* Exercise aim *
In the entries below, identify every line with the string "Vendimit" and copy it.

Saved entries
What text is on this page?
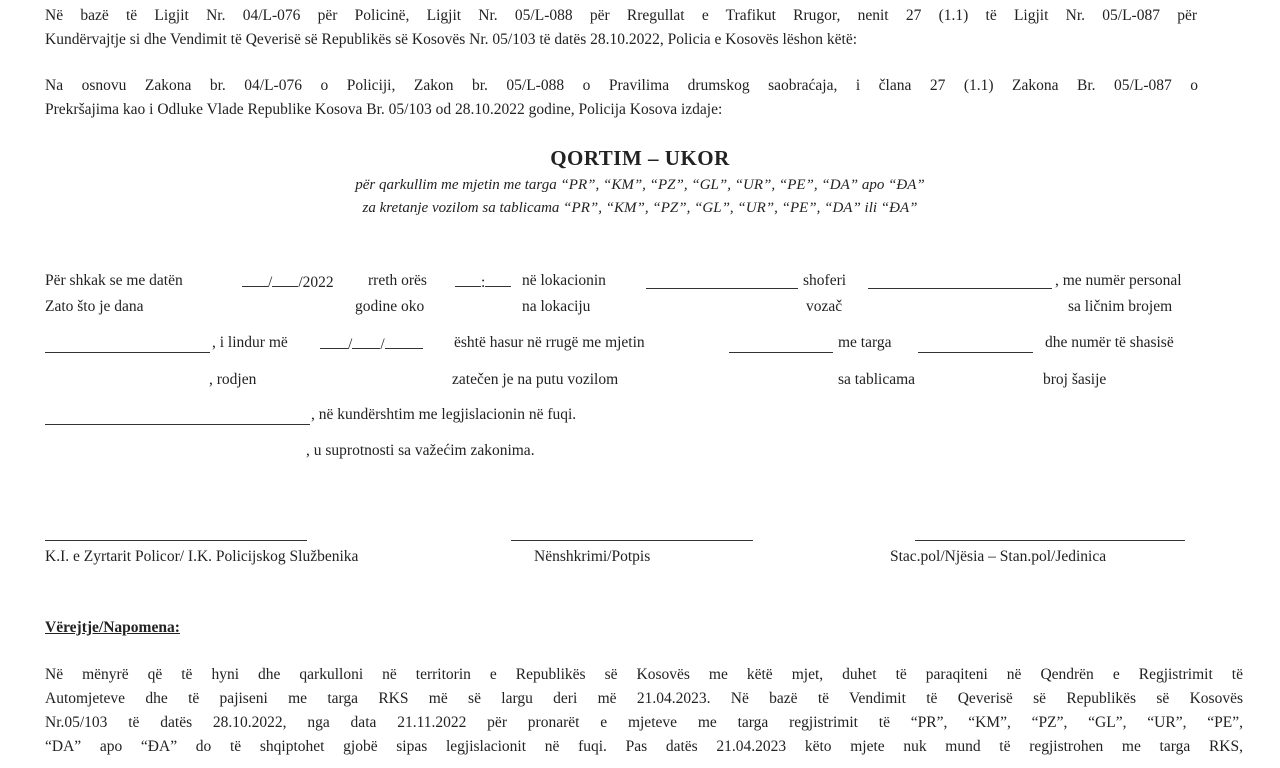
Në bazë të Ligjit Nr. 04/L-076 për Policinë, Ligjit Nr. 05/L-088 për Rregullat e Trafikut Rrugor, nenit 27 (1.1) të Ligjit Nr. 05/L-087 për
Kundërvajtje si dhe Vendimit të Qeverisë së Republikës së Kosovës Nr. 05/103 të datës 28.10.2022, Policia e Kosovës lëshon këtë:
Na osnovu Zakona br. 04/L-076 o Policiji, Zakon br. 05/L-088 o Pravilima drumskog saobraćaja, i člana 27 (1.1) Zakona Br. 05/L-087 o
Prekršajima kao i Odluke Vlade Republike Kosova Br. 05/103 od 28.10.2022 godine, Policija Kosova izdaje:
QORTIM – UKOR
për qarkullim me mjetin me targa “PR”, “KM”, “PZ”, “GL”, “UR”, “PE”, “DA” apo “ĐA”
za kretanje vozilom sa tablicama “PR”, “KM”, “PZ”, “GL”, “UR”, “PE”, “DA” ili “ĐA”
Për shkak se me datën	/ /2022 rreth orës	:	në lokacionin	shoferi	, me numër personal
Zato što je dana	godine oko	na lokaciju	vozač	sa ličnim brojem
, i lindur më	/ /	është hasur në rrugë me mjetin	me targa	dhe numër të shasisë
, rodjen	zatečen je na putu vozilom	sa tablicama	broj šasije
, në kundërshtim me legjislacionin në fuqi.
, u suprotnosti sa važećim zakonima.
K.I. e Zyrtarit Policor/ I.K. Policijskog Službenika	Nënshkrimi/Potpis	Stac.pol/Njësia – Stan.pol/Jedinica
Vërejtje/Napomena:
Në mënyrë që të hyni dhe qarkulloni në territorin e Republikës së Kosovës me këtë mjet, duhet të paraqiteni në Qendrën e Regjistrimit të
Automjeteve dhe të pajiseni me targa RKS më së largu deri më 21.04.2023. Në bazë të Vendimit të Qeverisë së Republikës së Kosovës
Nr.05/103 të datës 28.10.2022, nga data 21.11.2022 për pronarët e mjeteve me targa regjistrimit të “PR”, “KM”, “PZ”, “GL”, “UR”, “PE”,
“DA” apo “ĐA” do të shqiptohet gjobë sipas legjislacionit në fuqi. Pas datës 21.04.2023 këto mjete nuk mund të regjistrohen me targa RKS,
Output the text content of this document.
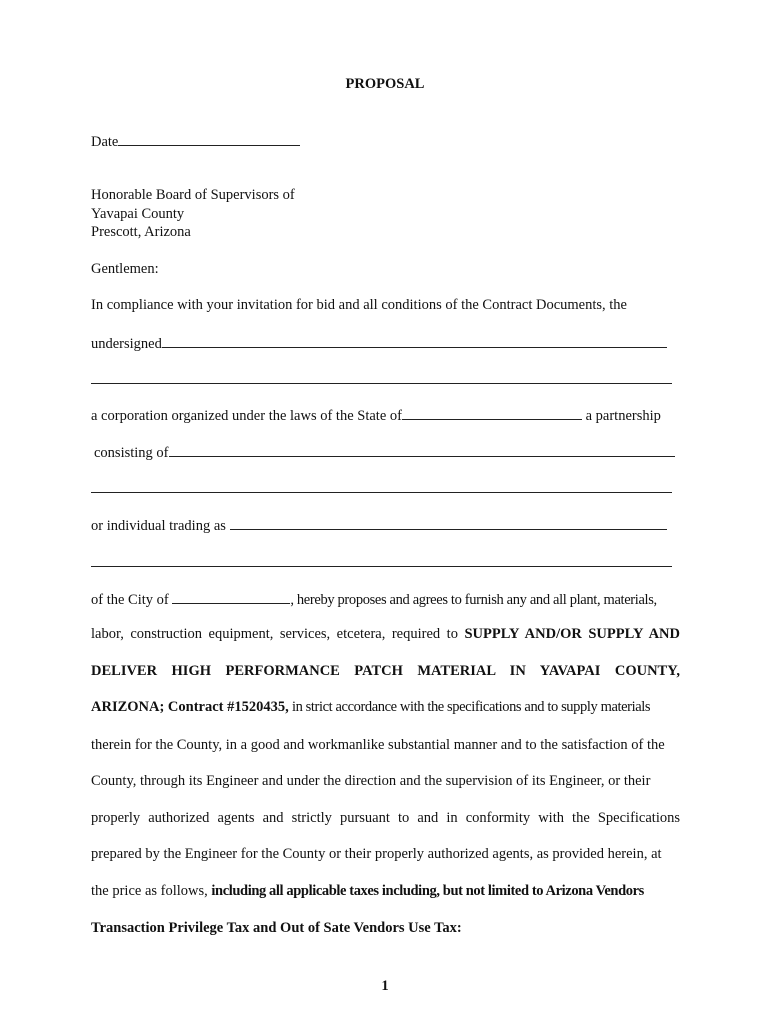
PROPOSAL
Date
Honorable Board of Supervisors of
Yavapai County
Prescott, Arizona
Gentlemen:
In compliance with your invitation for bid and all conditions of the Contract Documents, the
undersigned
a corporation organized under the laws of the State of	a partnership
consisting of
or individual trading as
of the City of	, hereby proposes and agrees to furnish any and all plant, materials,
labor, construction equipment, services, etcetera, required to SUPPLY AND/OR SUPPLY AND
DELIVER HIGH PERFORMANCE PATCH MATERIAL IN YAVAPAI COUNTY,
ARIZONA; Contract #1520435, in strict accordance with the specifications and to supply materials
therein for the County, in a good and workmanlike substantial manner and to the satisfaction of the
County, through its Engineer and under the direction and the supervision of its Engineer, or their
properly authorized agents and strictly pursuant to and in conformity with the Specifications
prepared by the Engineer for the County or their properly authorized agents, as provided herein, at
the price as follows, including all applicable taxes including, but not limited to Arizona Vendors
Transaction Privilege Tax and Out of Sate Vendors Use Tax:
1
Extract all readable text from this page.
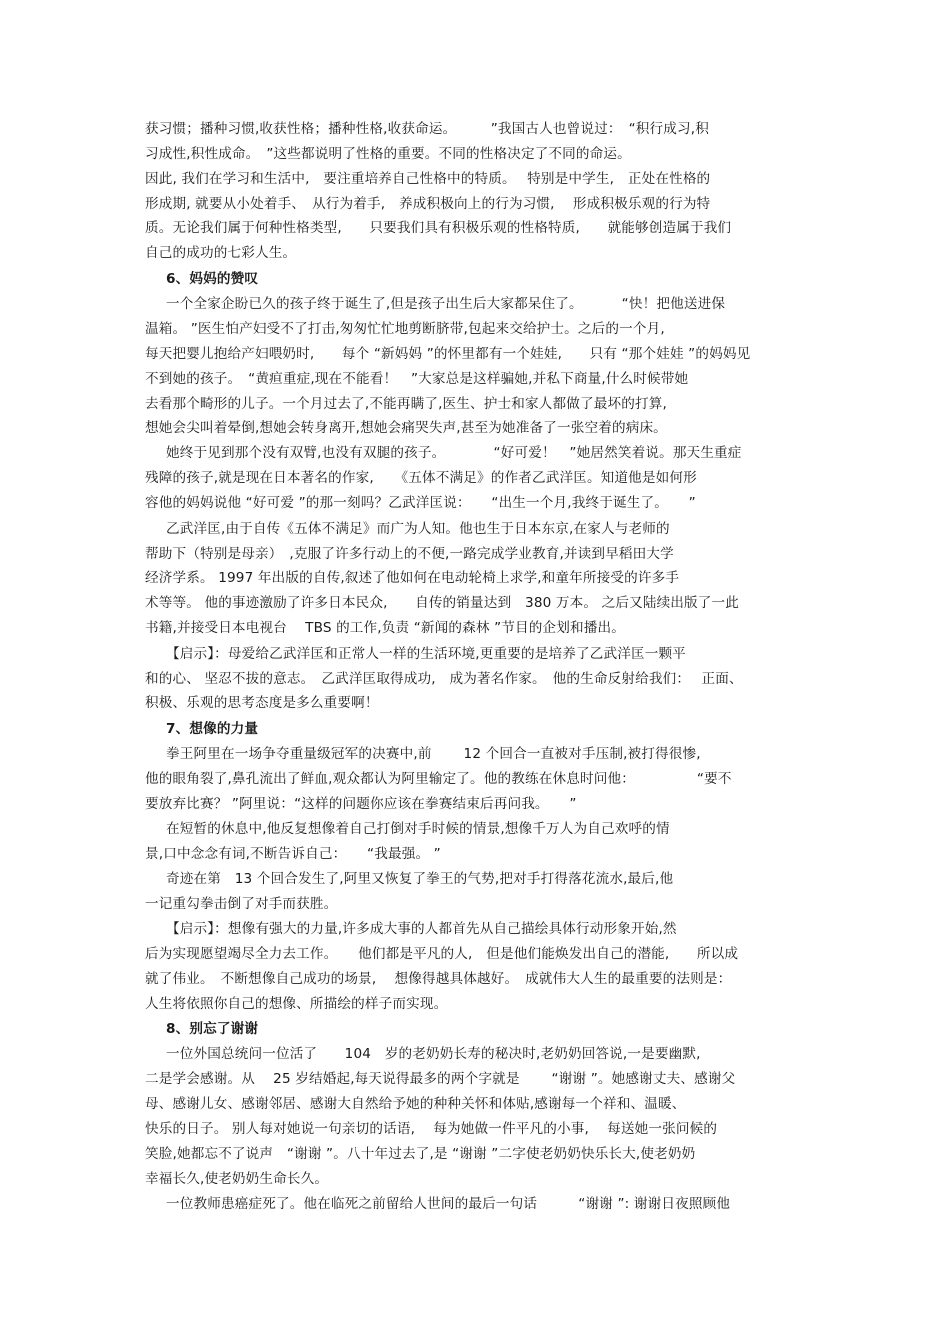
获习惯；播种习惯,收获性格；播种性格,收获命运。　　　”我国古人也曾说过：　“积行成习,积
习成性,积性成命。　”这些都说明了性格的重要。不同的性格决定了不同的命运。
因此, 我们在学习和生活中,　要注重培养自己性格中的特质。　 特别是中学生,　正处在性格的
形成期, 就要从小处着手、　从行为着手,　养成积极向上的行为习惯,　 形成积极乐观的行为特
质。无论我们属于何种性格类型,　　只要我们具有积极乐观的性格特质,　　就能够创造属于我们
自己的成功的七彩人生。
6、妈妈的赞叹
一个全家企盼已久的孩子终于诞生了,但是孩子出生后大家都呆住了。　　　 “快！把他送进保
温箱。 ”医生怕产妇受不了打击,匆匆忙忙地剪断脐带,包起来交给护士。之后的一个月,
每天把婴儿抱给产妇喂奶时,　　每个 “新妈妈 ”的怀里都有一个娃娃,　　只有 “那个娃娃 ”的妈妈见
不到她的孩子。　“黄疸重症,现在不能看！　”大家总是这样骗她,并私下商量,什么时候带她
去看那个畸形的儿子。一个月过去了,不能再瞒了,医生、护士和家人都做了最坏的打算,
想她会尖叫着晕倒,想她会转身离开,想她会痛哭失声,甚至为她准备了一张空着的病床。
她终于见到那个没有双臂,也没有双腿的孩子。　　　　“好可爱！　”她居然笑着说。那天生重症
残障的孩子,就是现在日本著名的作家,　　《五体不满足》的作者乙武洋匡。知道他是如何形
容他的妈妈说他 “好可爱 ”的那一刻吗？乙武洋匡说：　　“出生一个月,我终于诞生了。　　”
乙武洋匡,由于自传《五体不满足》而广为人知。他也生于日本东京,在家人与老师的
帮助下（特别是母亲）　,克服了许多行动上的不便,一路完成学业教育,并读到早稻田大学
经济学系。 1997 年出版的自传,叙述了他如何在电动轮椅上求学,和童年所接受的许多手
术等等。 他的事迹激励了许多日本民众,　　自传的销量达到　380 万本。 之后又陆续出版了一此
书籍,并接受日本电视台　 TBS 的工作,负责 “新闻的森林 ”节目的企划和播出。
【启示】：母爱给乙武洋匡和正常人一样的生活环境,更重要的是培养了乙武洋匡一颗平
和的心、 坚忍不拔的意志。　乙武洋匡取得成功,　成为著名作家。　他的生命反射给我们：　 正面、
积极、乐观的思考态度是多么重要啊！
7、想像的力量
拳王阿里在一场争夺重量级冠军的决赛中,前　　 12 个回合一直被对手压制,被打得很惨,
他的眼角裂了,鼻孔流出了鲜血,观众都认为阿里输定了。他的教练在休息时问他：　　　　　“要不
要放弃比赛？ ”阿里说：“这样的问题你应该在拳赛结束后再问我。　　”
在短暂的休息中,他反复想像着自己打倒对手时候的情景,想像千万人为自己欢呼的情
景,口中念念有词,不断告诉自己：　　“我最强。 ”
奇迹在第　13 个回合发生了,阿里又恢复了拳王的气势,把对手打得落花流水,最后,他
一记重勾拳击倒了对手而获胜。
【启示】：想像有强大的力量,许多成大事的人都首先从自己描绘具体行动形象开始,然
后为实现愿望竭尽全力去工作。　　他们都是平凡的人,　但是他们能焕发出自己的潜能,　　所以成
就了伟业。　不断想像自己成功的场景,　 想像得越具体越好。　成就伟大人生的最重要的法则是：
人生将依照你自己的想像、所描绘的样子而实现。
8、别忘了谢谢
一位外国总统问一位活了　　104　岁的老奶奶长寿的秘决时,老奶奶回答说,一是要幽默,
二是学会感谢。从　 25 岁结婚起,每天说得最多的两个字就是　　 “谢谢 ”。她感谢丈夫、感谢父
母、感谢儿女、感谢邻居、感谢大自然给予她的种种关怀和体贴,感谢每一个祥和、温暖、
快乐的日子。 别人每对她说一句亲切的话语,　 每为她做一件平凡的小事,　 每送她一张问候的
笑脸,她都忘不了说声　“谢谢 ”。八十年过去了,是 “谢谢 ”二字使老奶奶快乐长大,使老奶奶
幸福长久,使老奶奶生命长久。
一位教师患癌症死了。他在临死之前留给人世间的最后一句话　　　“谢谢 ”: 谢谢日夜照顾他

* Answer to this problem *
Kundërvajtje si dhe Vendimit të Qeverisë së Republikës së Kosovës Nr. 05/103 të datës 28.10.2022, Policia e Kosovës lëshon këtë:
Automjeteve dhe të pajiseni me targa RKS më së largu deri më 21.04.2023. Në bazë të Vendimit të Qeverisë së Republikës së Kosovës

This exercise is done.